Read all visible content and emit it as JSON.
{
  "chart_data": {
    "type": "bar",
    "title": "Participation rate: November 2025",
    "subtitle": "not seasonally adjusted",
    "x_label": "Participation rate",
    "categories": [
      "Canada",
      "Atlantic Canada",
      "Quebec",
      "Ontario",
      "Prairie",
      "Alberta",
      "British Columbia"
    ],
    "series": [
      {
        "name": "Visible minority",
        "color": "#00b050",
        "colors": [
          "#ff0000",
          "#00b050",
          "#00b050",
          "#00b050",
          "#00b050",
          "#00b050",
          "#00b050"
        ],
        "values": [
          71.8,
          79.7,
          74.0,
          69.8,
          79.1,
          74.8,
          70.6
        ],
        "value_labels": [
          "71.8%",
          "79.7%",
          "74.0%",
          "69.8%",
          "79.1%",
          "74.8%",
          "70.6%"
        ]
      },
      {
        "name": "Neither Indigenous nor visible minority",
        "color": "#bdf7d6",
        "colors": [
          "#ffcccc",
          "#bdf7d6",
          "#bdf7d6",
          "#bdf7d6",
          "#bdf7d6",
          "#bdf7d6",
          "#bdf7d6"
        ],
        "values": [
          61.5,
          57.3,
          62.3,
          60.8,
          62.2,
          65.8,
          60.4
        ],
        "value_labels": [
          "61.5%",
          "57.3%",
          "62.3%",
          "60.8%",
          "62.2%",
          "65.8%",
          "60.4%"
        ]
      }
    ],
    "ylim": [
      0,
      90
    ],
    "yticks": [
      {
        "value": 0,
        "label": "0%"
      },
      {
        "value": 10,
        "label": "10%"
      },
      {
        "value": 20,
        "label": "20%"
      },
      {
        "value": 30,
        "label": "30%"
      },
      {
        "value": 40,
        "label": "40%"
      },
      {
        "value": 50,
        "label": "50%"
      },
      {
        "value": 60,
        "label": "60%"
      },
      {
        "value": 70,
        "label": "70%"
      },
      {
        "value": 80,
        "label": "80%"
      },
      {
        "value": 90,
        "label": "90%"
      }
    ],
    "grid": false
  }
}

• _WORK REQUIRED_:
Extract all lines of the records above that include "rate".

• _THE OUTPUT_:
    "title": "Participation rate: November 2025",
    "x_label": "Participation rate",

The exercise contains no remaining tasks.